TASK INSTRUCTIONS: Write the material out again exactly as it stands.

DATASET ENTRIES:
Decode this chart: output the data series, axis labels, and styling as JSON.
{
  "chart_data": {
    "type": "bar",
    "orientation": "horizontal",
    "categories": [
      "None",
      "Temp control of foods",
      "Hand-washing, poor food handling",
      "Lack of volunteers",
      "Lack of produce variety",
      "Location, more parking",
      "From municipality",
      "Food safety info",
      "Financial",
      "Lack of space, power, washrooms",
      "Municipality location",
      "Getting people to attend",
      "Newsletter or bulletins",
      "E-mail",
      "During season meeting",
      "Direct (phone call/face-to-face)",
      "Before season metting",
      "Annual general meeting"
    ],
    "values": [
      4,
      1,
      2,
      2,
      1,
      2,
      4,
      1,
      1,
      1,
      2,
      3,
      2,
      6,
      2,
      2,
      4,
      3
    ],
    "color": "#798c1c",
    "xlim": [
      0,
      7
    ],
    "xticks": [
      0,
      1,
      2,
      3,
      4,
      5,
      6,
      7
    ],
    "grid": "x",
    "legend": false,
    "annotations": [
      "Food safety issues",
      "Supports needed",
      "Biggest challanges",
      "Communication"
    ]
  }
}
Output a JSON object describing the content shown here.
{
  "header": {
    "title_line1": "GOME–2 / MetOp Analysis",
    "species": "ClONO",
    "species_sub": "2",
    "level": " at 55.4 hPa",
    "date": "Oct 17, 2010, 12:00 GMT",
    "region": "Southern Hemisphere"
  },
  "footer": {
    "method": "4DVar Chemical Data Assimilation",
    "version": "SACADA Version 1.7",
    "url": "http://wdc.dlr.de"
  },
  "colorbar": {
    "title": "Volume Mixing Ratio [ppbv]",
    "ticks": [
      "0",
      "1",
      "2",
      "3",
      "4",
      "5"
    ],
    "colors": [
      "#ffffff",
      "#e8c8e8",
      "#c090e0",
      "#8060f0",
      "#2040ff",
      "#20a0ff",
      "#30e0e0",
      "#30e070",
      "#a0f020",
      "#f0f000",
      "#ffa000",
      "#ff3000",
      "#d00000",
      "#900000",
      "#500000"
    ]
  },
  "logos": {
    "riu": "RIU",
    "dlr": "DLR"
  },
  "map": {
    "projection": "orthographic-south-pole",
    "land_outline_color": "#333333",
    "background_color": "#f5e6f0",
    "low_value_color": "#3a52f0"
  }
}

THE REPLY:
Decode this chart: output the data series, axis labels, and styling as JSON.
{
  "chart_data": {
    "type": "bar",
    "orientation": "horizontal",
    "categories": [
      "None",
      "Temp control of foods",
      "Hand-washing, poor food handling",
      "Lack of volunteers",
      "Lack of produce variety",
      "Location, more parking",
      "From municipality",
      "Food safety info",
      "Financial",
      "Lack of space, power, washrooms",
      "Municipality location",
      "Getting people to attend",
      "Newsletter or bulletins",
      "E-mail",
      "During season meeting",
      "Direct (phone call/face-to-face)",
      "Before season metting",
      "Annual general meeting"
    ],
    "values": [
      4,
      1,
      2,
      2,
      1,
      2,
      4,
      1,
      1,
      1,
      2,
      3,
      2,
      6,
      2,
      2,
      4,
      3
    ],
    "color": "#798c1c",
    "xlim": [
      0,
      7
    ],
    "xticks": [
      0,
      1,
      2,
      3,
      4,
      5,
      6,
      7
    ],
    "grid": "x",
    "legend": false,
    "annotations": [
      "Food safety issues",
      "Supports needed",
      "Biggest challanges",
      "Communication"
    ]
  }
}
Output a JSON object describing the content shown here.
{
  "header": {
    "title_line1": "GOME–2 / MetOp Analysis",
    "species": "ClONO",
    "species_sub": "2",
    "level": " at 55.4 hPa",
    "date": "Oct 17, 2010, 12:00 GMT",
    "region": "Southern Hemisphere"
  },
  "footer": {
    "method": "4DVar Chemical Data Assimilation",
    "version": "SACADA Version 1.7",
    "url": "http://wdc.dlr.de"
  },
  "colorbar": {
    "title": "Volume Mixing Ratio [ppbv]",
    "ticks": [
      "0",
      "1",
      "2",
      "3",
      "4",
      "5"
    ],
    "colors": [
      "#ffffff",
      "#e8c8e8",
      "#c090e0",
      "#8060f0",
      "#2040ff",
      "#20a0ff",
      "#30e0e0",
      "#30e070",
      "#a0f020",
      "#f0f000",
      "#ffa000",
      "#ff3000",
      "#d00000",
      "#900000",
      "#500000"
    ]
  },
  "logos": {
    "riu": "RIU",
    "dlr": "DLR"
  },
  "map": {
    "projection": "orthographic-south-pole",
    "land_outline_color": "#333333",
    "background_color": "#f5e6f0",
    "low_value_color": "#3a52f0"
  }
}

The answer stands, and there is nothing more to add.